== Présentation de l'exercice ==
Prolongez le texte sur la santé mentale des personnes déplacées en reprenant après sa dernière phrase.
---- Texte à analyser
Compte tenu de l’ampleur des besoins humanitaires auxquels doivent faire face les personnes contraintes de fuir leur foyer, les problèmes de santé mentale des personnes déracinées ont longtemps eu tendance à être relégués au second plan. Mais des études ont montré que les personnes déplacées ont tendance à être confrontés davantage à certaines maladies mentales que le reste de la population. Une étude de 2019 publiée dans la revue scientifique The Lancet a démontré que « le fardeau que représentent les troubles mentaux est très lourd dans les populations touchées par les conflits », tandis qu’une étude de 2020 publiée dans Plos Medicine a suggéré que « les réfugiés et demandeurs d’asile adultes présentent des taux élevés et persistants de syndrome de stress post-traumatique et de dépression. »

Le HCR, l’Agence des Nations Unies pour les réfugiés, s’efforce de faire de la santé mentale et du soutien psychosocial une partie intégrante de son travail – en particulier sur fond de pandémie de Covid-19, avec son lot non négligeable d’isolement, de perte de moyens de subsistance et d’incertitude quant à l’avenir.

« Au Guatemala, nous avons vécu un miracle. »

Et si les problèmes de santé mentale peuvent parfois déclencher un déplacement, comme ce fut le cas pour la famille Medina, le fait de fuir son pays est souvent si stressant qu’il peut provoquer des crises de santé mentale chez des personnes qui n’avaient jamais souffert de tels problèmes auparavant.
--------
---- Extraits de données
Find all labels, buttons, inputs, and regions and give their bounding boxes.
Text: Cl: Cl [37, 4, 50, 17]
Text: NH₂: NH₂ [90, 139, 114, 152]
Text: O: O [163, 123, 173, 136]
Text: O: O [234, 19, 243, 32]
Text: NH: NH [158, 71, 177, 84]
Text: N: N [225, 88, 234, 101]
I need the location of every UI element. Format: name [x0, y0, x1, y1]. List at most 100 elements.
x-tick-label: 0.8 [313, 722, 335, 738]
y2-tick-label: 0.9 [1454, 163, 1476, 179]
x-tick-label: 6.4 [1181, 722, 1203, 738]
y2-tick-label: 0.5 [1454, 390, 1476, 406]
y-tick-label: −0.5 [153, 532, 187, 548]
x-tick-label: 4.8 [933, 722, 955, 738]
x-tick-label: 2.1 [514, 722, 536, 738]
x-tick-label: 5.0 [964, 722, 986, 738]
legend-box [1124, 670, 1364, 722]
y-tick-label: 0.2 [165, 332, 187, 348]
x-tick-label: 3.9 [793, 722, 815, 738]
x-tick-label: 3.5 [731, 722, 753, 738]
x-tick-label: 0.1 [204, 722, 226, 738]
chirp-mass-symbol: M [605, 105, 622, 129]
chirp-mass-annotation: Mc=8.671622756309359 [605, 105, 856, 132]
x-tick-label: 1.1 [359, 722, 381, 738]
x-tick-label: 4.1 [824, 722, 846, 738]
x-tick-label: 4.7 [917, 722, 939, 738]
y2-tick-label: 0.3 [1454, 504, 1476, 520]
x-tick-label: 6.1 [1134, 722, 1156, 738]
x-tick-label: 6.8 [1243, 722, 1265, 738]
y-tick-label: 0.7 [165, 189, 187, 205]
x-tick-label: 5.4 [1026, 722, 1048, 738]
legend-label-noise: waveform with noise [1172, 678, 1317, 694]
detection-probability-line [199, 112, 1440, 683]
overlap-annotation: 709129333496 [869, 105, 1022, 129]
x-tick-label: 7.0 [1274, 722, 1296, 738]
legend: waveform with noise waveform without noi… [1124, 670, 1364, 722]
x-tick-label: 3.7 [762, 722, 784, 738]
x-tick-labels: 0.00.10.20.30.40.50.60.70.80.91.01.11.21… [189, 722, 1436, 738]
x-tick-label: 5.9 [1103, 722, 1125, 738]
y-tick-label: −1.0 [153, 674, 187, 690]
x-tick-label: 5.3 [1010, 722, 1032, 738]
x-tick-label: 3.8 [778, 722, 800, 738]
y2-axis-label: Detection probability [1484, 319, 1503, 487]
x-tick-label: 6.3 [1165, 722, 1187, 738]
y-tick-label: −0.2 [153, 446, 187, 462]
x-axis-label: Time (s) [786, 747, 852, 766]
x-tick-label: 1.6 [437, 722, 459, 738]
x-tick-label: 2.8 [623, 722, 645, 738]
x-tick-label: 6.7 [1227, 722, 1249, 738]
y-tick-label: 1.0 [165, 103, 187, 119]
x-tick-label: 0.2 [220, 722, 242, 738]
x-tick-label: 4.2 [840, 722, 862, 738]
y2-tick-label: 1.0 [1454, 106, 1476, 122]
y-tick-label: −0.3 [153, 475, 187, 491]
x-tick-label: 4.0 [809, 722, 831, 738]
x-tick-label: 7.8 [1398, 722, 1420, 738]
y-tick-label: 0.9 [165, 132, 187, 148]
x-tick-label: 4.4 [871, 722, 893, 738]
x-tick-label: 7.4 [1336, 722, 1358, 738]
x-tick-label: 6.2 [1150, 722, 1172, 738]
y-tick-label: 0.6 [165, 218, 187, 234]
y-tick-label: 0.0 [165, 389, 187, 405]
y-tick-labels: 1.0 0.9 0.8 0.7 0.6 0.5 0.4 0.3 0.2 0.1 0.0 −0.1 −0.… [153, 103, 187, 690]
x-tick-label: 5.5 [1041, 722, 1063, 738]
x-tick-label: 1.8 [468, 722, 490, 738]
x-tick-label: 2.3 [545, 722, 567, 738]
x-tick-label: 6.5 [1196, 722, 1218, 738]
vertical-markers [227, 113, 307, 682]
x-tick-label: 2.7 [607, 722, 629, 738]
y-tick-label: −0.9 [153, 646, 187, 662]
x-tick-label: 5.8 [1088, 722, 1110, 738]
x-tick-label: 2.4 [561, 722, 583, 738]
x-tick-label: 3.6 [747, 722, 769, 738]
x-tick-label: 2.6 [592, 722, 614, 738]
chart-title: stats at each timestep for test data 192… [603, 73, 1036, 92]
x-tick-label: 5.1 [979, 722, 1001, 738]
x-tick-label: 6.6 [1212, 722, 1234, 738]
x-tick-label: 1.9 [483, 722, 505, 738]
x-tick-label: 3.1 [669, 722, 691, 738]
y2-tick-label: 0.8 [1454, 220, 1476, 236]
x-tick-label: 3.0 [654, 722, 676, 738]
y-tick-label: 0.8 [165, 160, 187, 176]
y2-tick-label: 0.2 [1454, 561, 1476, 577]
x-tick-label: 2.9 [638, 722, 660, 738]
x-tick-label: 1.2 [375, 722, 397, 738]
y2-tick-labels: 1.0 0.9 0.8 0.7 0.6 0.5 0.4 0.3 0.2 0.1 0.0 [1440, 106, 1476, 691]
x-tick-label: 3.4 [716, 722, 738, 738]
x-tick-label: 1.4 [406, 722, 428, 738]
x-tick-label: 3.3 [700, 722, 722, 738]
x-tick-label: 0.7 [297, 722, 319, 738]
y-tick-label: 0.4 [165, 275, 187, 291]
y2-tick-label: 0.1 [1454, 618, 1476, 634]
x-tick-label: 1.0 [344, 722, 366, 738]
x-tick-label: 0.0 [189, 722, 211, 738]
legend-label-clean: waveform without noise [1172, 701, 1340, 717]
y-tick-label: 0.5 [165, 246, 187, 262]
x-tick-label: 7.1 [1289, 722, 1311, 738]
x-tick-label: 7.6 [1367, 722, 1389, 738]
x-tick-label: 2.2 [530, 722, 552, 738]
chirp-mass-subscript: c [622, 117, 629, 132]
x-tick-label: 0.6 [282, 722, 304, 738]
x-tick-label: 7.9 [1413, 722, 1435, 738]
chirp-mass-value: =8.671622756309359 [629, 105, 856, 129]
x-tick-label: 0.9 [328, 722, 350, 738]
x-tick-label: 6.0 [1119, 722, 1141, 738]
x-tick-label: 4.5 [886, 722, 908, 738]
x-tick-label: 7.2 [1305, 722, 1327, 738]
--------
== Résultat de l'exercice ==
C’était le cas d’Óscar*, un décorateur événementiel et militant des droits des personnes homosexuelles qui a été contraint de fuir son Nicaragua natal à la suite d’une vague de manifestations antigouvernementales survenues dans le pays en 2018. Óscar a pris part aux manifestations et, de ce fait, il dit avoir été la cible de menaces de mort crédibles.

L’épreuve qui a suivi a changé sa vie : il a quitté son pays et, après avoir échappé de justesse à la détention à plusieurs reprises, il a fini par franchir la frontière et se rendre au Costa Rica voisin. Mais comme des dizaines de milliers d’autres Nicaraguayens fuyaient également les persécutions politiques et demandaient l’asile au Costa Rica, il lui a été difficile de joindre les deux bouts et il a finalement décidé de repartir, cette fois vers le nord, au Guatemala.

« J’ai vécu des montagnes russes émotionnelles. »

Óscar a trouvé la sécurité, mais pas la paix : le stress d’être un homme recherché dans son pays, les changements rapides dans sa vie et l’éloignement par rapport à sa famille et ses amis ont eu un effet dévastateur.

« J’ai vécu des montagnes russes émotionnelles et une profonde dépression », confie-t-il, assis sur un lit qui occupe la majeure partie de la petite pièce louée où il vit à Guatemala City. « Je suis arrivé à un point que je n’aurais jamais imaginé atteindre. J’ai dû aller dans un hôpital psychiatrique… Une fois, je suis resté cinq jours sans dormir et je pensais que je devenais fou. »

Óscar a brièvement pris des antidépresseurs pour surmonter les moments les plus difficiles de la crise, mais il dit que ce qui l’a le plus aidé, ce sont les séances hebdomadaires avec un thérapeute que le HCR lui a fourni. Il est maintenant en mesure de subvenir à ses besoins et a recommencé à envisager l’avenir avec espoir.

« Je suis confronté à des rechutes et il y a encore des moments où je n’ai pas envie de sortir du lit, mais je sais que je dois continuer », souligne Óscar, dont l’apparence juvénile et la petite taille font oublier ses 37 ans. « Même si j’ai l’air physiquement faible, j’ai un caractère très fort. »

*Le nom a été modifié pour des raisons de protection.

Publie par le HCR, le 06 avril 2022.